**GOAL**
Among the lines below, count those containing the word "empleados". Give the number only.

>> Begin

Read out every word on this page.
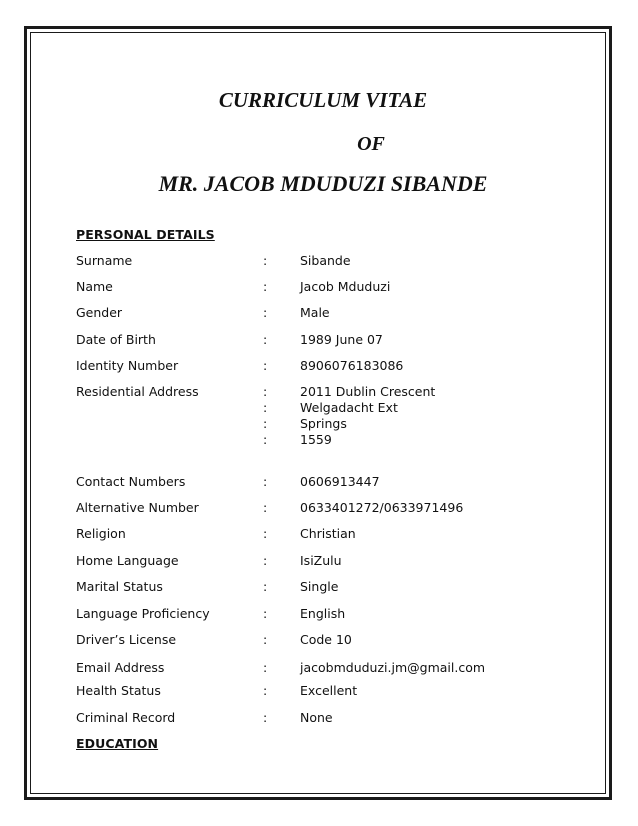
CURRICULUM VITAE
OF
MR. JACOB MDUDUZI SIBANDE
PERSONAL DETAILS
Surname	:	Sibande
Name	:	Jacob Mduduzi
Gender	:	Male
Date of Birth	:	1989 June 07
Identity Number	:	8906076183086
Residential Address	:	2011 Dublin Crescent
:	Welgadacht Ext
:	Springs
:	1559
Contact Numbers	:	0606913447
Alternative Number	:	0633401272/0633971496
Religion	:	Christian
Home Language	:	IsiZulu
Marital Status	:	Single
Language Proficiency	:	English
Driver’s License	:	Code 10
Email Address	:	jacobmduduzi.jm@gmail.com
Health Status	:	Excellent
Criminal Record	:	None
EDUCATION
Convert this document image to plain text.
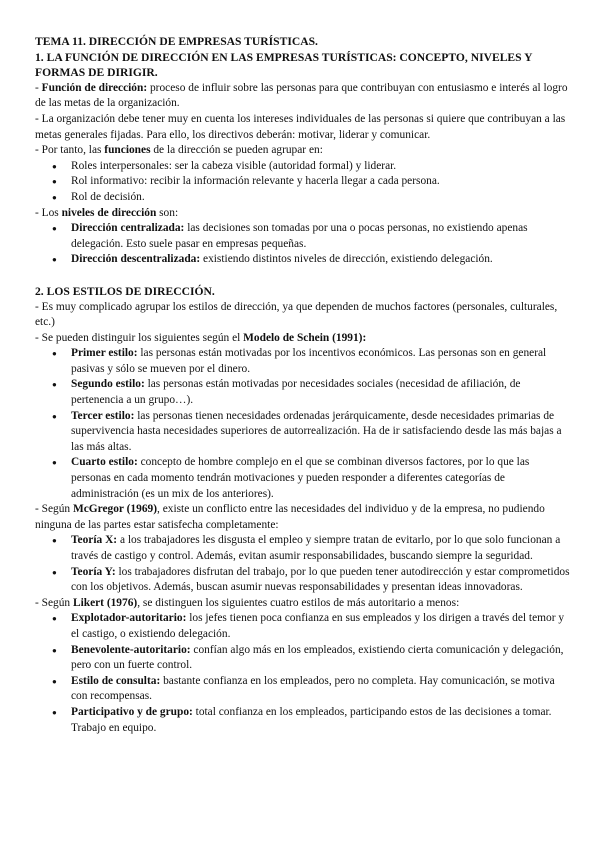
TEMA 11. DIRECCIÓN DE EMPRESAS TURÍSTICAS.
1. LA FUNCIÓN DE DIRECCIÓN EN LAS EMPRESAS TURÍSTICAS: CONCEPTO, NIVELES Y FORMAS DE DIRIGIR.

- Función de dirección: proceso de influir sobre las personas para que contribuyan con entusiasmo e interés al logro de las metas de la organización.

- La organización debe tener muy en cuenta los intereses individuales de las personas si quiere que contribuyan a las metas generales fijadas. Para ello, los directivos deberán: motivar, liderar y comunicar.

- Por tanto, las funciones de la dirección se pueden agrupar en:

● Roles interpersonales: ser la cabeza visible (autoridad formal) y liderar.
● Rol informativo: recibir la información relevante y hacerla llegar a cada persona.
● Rol de decisión.

- Los niveles de dirección son:

● Dirección centralizada: las decisiones son tomadas por una o pocas personas, no existiendo apenas delegación. Esto suele pasar en empresas pequeñas.
● Dirección descentralizada: existiendo distintos niveles de dirección, existiendo delegación.
2. LOS ESTILOS DE DIRECCIÓN.

- Es muy complicado agrupar los estilos de dirección, ya que dependen de muchos factores (personales, culturales, etc.)

- Se pueden distinguir los siguientes según el Modelo de Schein (1991):

● Primer estilo: las personas están motivadas por los incentivos económicos. Las personas son en general pasivas y sólo se mueven por el dinero.
● Segundo estilo: las personas están motivadas por necesidades sociales (necesidad de afiliación, de pertenencia a un grupo…).
● Tercer estilo: las personas tienen necesidades ordenadas jerárquicamente, desde necesidades primarias de supervivencia hasta necesidades superiores de autorrealización. Ha de ir satisfaciendo desde las más bajas a las más altas.
● Cuarto estilo: concepto de hombre complejo en el que se combinan diversos factores, por lo que las personas en cada momento tendrán motivaciones y pueden responder a diferentes categorías de administración (es un mix de los anteriores).

- Según McGregor (1969), existe un conflicto entre las necesidades del individuo y de la empresa, no pudiendo ninguna de las partes estar satisfecha completamente:

● Teoría X: a los trabajadores les disgusta el empleo y siempre tratan de evitarlo, por lo que solo funcionan a través de castigo y control. Además, evitan asumir responsabilidades, buscando siempre la seguridad.
● Teoría Y: los trabajadores disfrutan del trabajo, por lo que pueden tener autodirección y estar comprometidos con los objetivos. Además, buscan asumir nuevas responsabilidades y presentan ideas innovadoras.

- Según Likert (1976), se distinguen los siguientes cuatro estilos de más autoritario a menos:

● Explotador-autoritario: los jefes tienen poca confianza en sus empleados y los dirigen a través del temor y el castigo, o existiendo delegación.
● Benevolente-autoritario: confían algo más en los empleados, existiendo cierta comunicación y delegación, pero con un fuerte control.
● Estilo de consulta: bastante confianza en los empleados, pero no completa. Hay comunicación, se motiva con recompensas.
● Participativo y de grupo: total confianza en los empleados, participando estos de las decisiones a tomar. Trabajo en equipo.
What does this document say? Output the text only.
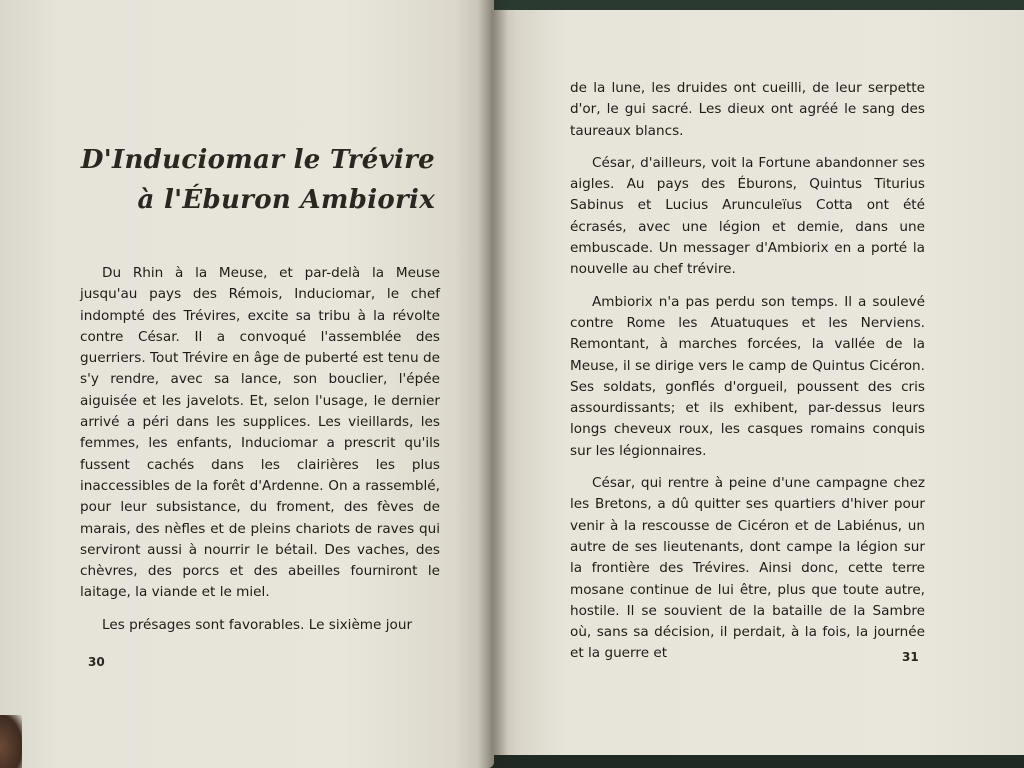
D'Induciomar le Trévire
à l'Éburon Ambiorix

Du Rhin à la Meuse, et par-delà la Meuse jusqu'au pays des Rémois, Induciomar, le chef indompté des Trévires, excite sa tribu à la révolte contre César. Il a convoqué l'assemblée des guerriers. Tout Trévire en âge de puberté est tenu de s'y rendre, avec sa lance, son bouclier, l'épée aiguisée et les javelots. Et, selon l'usage, le dernier arrivé a péri dans les supplices. Les vieillards, les femmes, les enfants, Induciomar a prescrit qu'ils fussent cachés dans les clairières les plus inaccessibles de la forêt d'Ardenne. On a rassemblé, pour leur subsistance, du froment, des fèves de marais, des nèfles et de pleins chariots de raves qui serviront aussi à nourrir le bétail. Des vaches, des chèvres, des porcs et des abeilles fourniront le laitage, la viande et le miel.

Les présages sont favorables. Le sixième jour

30

de la lune, les druides ont cueilli, de leur serpette d'or, le gui sacré. Les dieux ont agréé le sang des taureaux blancs.

César, d'ailleurs, voit la Fortune abandonner ses aigles. Au pays des Éburons, Quintus Titurius Sabinus et Lucius Arunculeïus Cotta ont été écrasés, avec une légion et demie, dans une embuscade. Un messager d'Ambiorix en a porté la nouvelle au chef trévire.

Ambiorix n'a pas perdu son temps. Il a soulevé contre Rome les Atuatuques et les Nerviens. Remontant, à marches forcées, la vallée de la Meuse, il se dirige vers le camp de Quintus Cicéron. Ses soldats, gonflés d'orgueil, poussent des cris assourdissants; et ils exhibent, par-dessus leurs longs cheveux roux, les casques romains conquis sur les légionnaires.

César, qui rentre à peine d'une campagne chez les Bretons, a dû quitter ses quartiers d'hiver pour venir à la rescousse de Cicéron et de Labiénus, un autre de ses lieutenants, dont campe la légion sur la frontière des Trévires. Ainsi donc, cette terre mosane continue de lui être, plus que toute autre, hostile. Il se souvient de la bataille de la Sambre où, sans sa décision, il perdait, à la fois, la journée et la guerre et	31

>> End

**EXERCISE OUTPUT**
4